YOUR TASK:
Copy each line below exactly and leave the pictures out.

(Stored records)
________________________________________
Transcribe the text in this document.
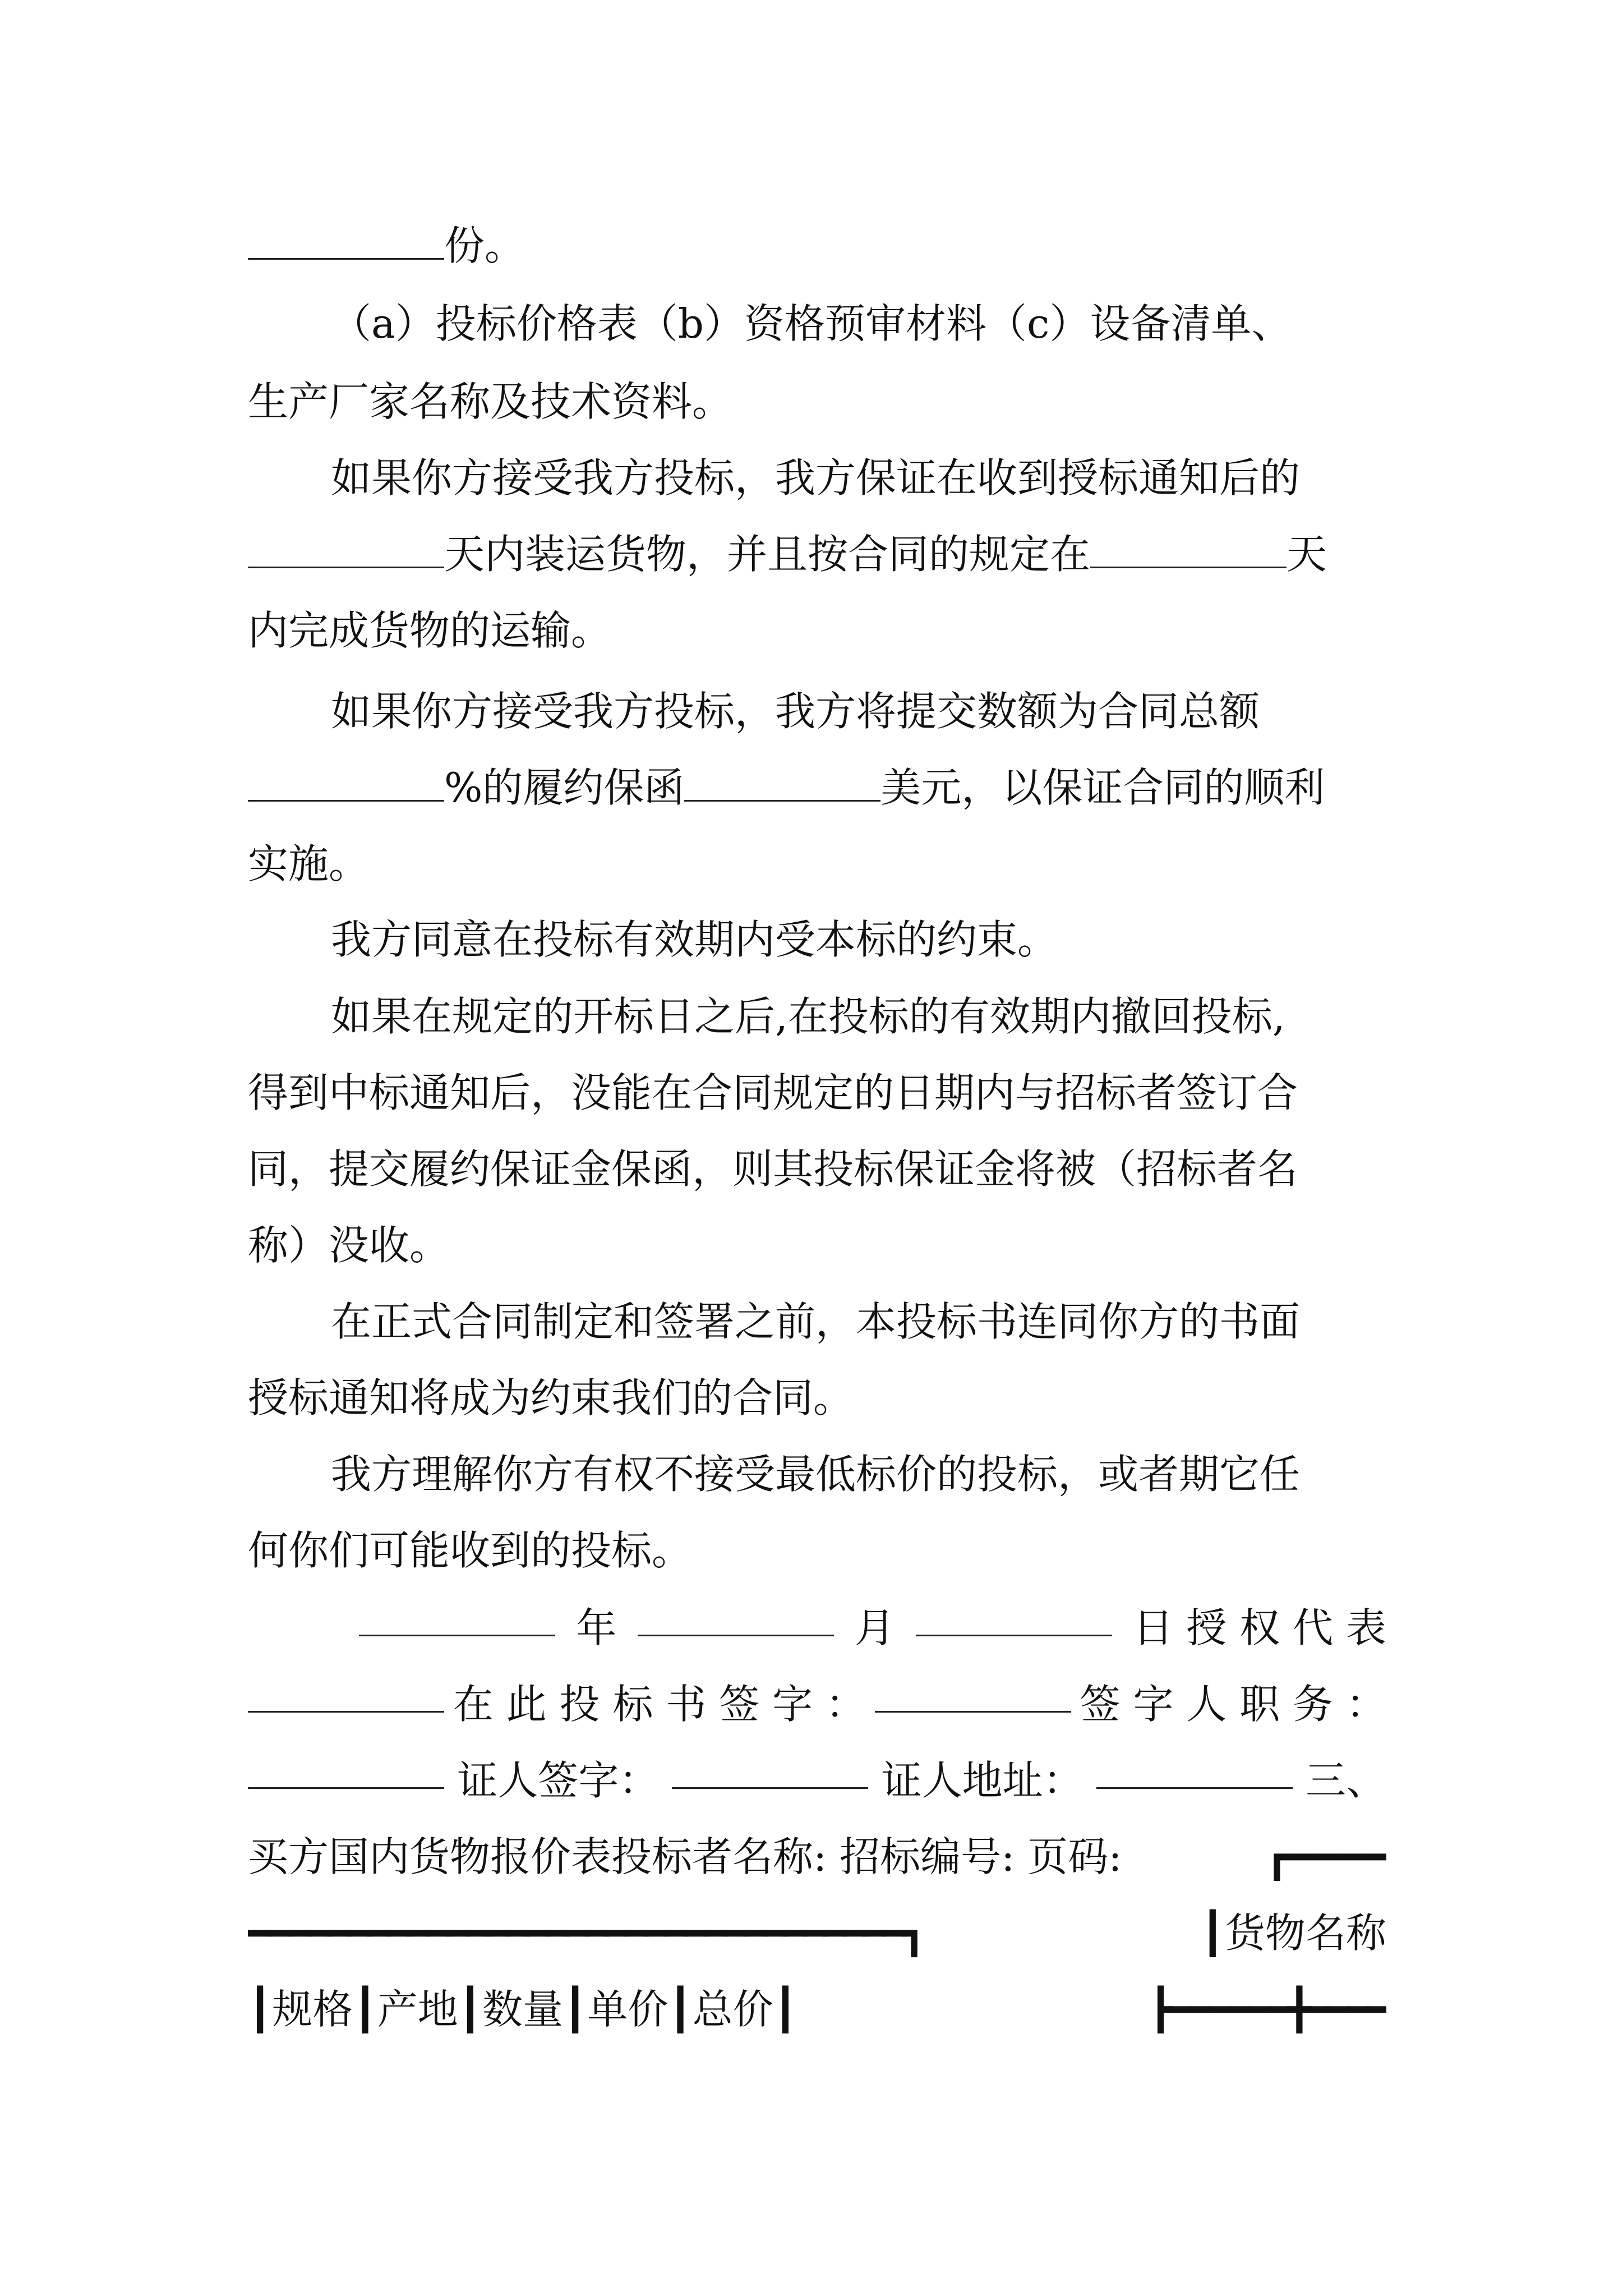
份。
（a）投标价格表（b）资格预审材料（c）设备清单、
生产厂家名称及技术资料。
如果你方接受我方投标，我方保证在收到授标通知后的
天内装运货物，并且按合同的规定在	天
内完成货物的运输。
如果你方接受我方投标，我方将提交数额为合同总额
%的履约保函	美元，以保证合同的顺利
实施。
我方同意在投标有效期内受本标的约束。
如果在规定的开标日之后,在投标的有效期内撤回投标,
得到中标通知后，没能在合同规定的日期内与招标者签订合
同，提交履约保证金保函，则其投标保证金将被（招标者名
称）没收。
在正式合同制定和签署之前，本投标书连同你方的书面
授标通知将成为约束我们的合同。
我方理解你方有权不接受最低标价的投标，或者期它任
何你们可能收到的投标。
年	月	日 授 权 代 表
在 此 投 标 书 签 字 ：	签 字 人 职 务 ：
证人签字：	证人地址：	三、
买方国内货物报价表投标者名称: 招标编号: 页码:	┏━━━━
━━━━━━━━━━━━━━━━━━━━━━━━━━━━━━━━━┓	┃货物名称
┃规格┃产地┃数量┃单价┃总价┃	┣━━━━━━╋━━━━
________________________________________
FINISHED ANSWER:
Transcribe the text in this document.
份。
（a）投标价格表（b）资格预审材料（c）设备清单、
生产厂家名称及技术资料。
如果你方接受我方投标，我方保证在收到授标通知后的
天内装运货物，并且按合同的规定在	天
内完成货物的运输。
如果你方接受我方投标，我方将提交数额为合同总额
%的履约保函	美元，以保证合同的顺利
实施。
我方同意在投标有效期内受本标的约束。
如果在规定的开标日之后,在投标的有效期内撤回投标,
得到中标通知后，没能在合同规定的日期内与招标者签订合
同，提交履约保证金保函，则其投标保证金将被（招标者名
称）没收。
在正式合同制定和签署之前，本投标书连同你方的书面
授标通知将成为约束我们的合同。
我方理解你方有权不接受最低标价的投标，或者期它任
何你们可能收到的投标。
年	月	日 授 权 代 表
在 此 投 标 书 签 字 ：	签 字 人 职 务 ：
证人签字：	证人地址：	三、
买方国内货物报价表投标者名称: 招标编号: 页码:	┏━━━━
━━━━━━━━━━━━━━━━━━━━━━━━━━━━━━━━━┓	┃货物名称
┃规格┃产地┃数量┃单价┃总价┃	┣━━━━━━╋━━━━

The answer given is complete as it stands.